## Information supplied

•••

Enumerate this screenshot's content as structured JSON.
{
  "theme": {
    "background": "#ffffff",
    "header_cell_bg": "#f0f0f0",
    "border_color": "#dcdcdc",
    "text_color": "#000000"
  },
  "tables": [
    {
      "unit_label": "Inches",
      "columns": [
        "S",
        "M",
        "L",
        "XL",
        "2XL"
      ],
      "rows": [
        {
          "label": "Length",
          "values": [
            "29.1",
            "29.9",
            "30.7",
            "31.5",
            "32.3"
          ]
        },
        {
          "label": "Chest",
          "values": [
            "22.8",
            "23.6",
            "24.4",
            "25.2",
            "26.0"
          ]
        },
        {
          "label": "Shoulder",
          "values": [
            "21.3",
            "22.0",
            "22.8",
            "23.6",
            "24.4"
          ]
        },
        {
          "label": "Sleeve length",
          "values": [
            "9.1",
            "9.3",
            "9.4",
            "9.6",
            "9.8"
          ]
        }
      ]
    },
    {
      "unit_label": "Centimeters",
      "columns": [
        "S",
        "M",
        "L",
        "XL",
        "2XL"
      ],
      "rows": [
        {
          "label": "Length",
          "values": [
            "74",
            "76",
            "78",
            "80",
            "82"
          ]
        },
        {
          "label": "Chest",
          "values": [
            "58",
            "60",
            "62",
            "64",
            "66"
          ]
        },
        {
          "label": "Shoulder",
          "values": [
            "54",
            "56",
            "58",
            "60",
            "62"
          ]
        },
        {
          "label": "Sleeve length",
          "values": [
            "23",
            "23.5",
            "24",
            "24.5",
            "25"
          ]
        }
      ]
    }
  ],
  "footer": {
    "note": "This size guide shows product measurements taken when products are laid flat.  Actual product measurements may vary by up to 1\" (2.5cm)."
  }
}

•••

## Written exercise
Take the entries and copy them out exactly.

## Completed exercise
Enumerate this screenshot's content as structured JSON.
{
  "theme": {
    "background": "#ffffff",
    "header_cell_bg": "#f0f0f0",
    "border_color": "#dcdcdc",
    "text_color": "#000000"
  },
  "tables": [
    {
      "unit_label": "Inches",
      "columns": [
        "S",
        "M",
        "L",
        "XL",
        "2XL"
      ],
      "rows": [
        {
          "label": "Length",
          "values": [
            "29.1",
            "29.9",
            "30.7",
            "31.5",
            "32.3"
          ]
        },
        {
          "label": "Chest",
          "values": [
            "22.8",
            "23.6",
            "24.4",
            "25.2",
            "26.0"
          ]
        },
        {
          "label": "Shoulder",
          "values": [
            "21.3",
            "22.0",
            "22.8",
            "23.6",
            "24.4"
          ]
        },
        {
          "label": "Sleeve length",
          "values": [
            "9.1",
            "9.3",
            "9.4",
            "9.6",
            "9.8"
          ]
        }
      ]
    },
    {
      "unit_label": "Centimeters",
      "columns": [
        "S",
        "M",
        "L",
        "XL",
        "2XL"
      ],
      "rows": [
        {
          "label": "Length",
          "values": [
            "74",
            "76",
            "78",
            "80",
            "82"
          ]
        },
        {
          "label": "Chest",
          "values": [
            "58",
            "60",
            "62",
            "64",
            "66"
          ]
        },
        {
          "label": "Shoulder",
          "values": [
            "54",
            "56",
            "58",
            "60",
            "62"
          ]
        },
        {
          "label": "Sleeve length",
          "values": [
            "23",
            "23.5",
            "24",
            "24.5",
            "25"
          ]
        }
      ]
    }
  ],
  "footer": {
    "note": "This size guide shows product measurements taken when products are laid flat.  Actual product measurements may vary by up to 1\" (2.5cm)."
  }
}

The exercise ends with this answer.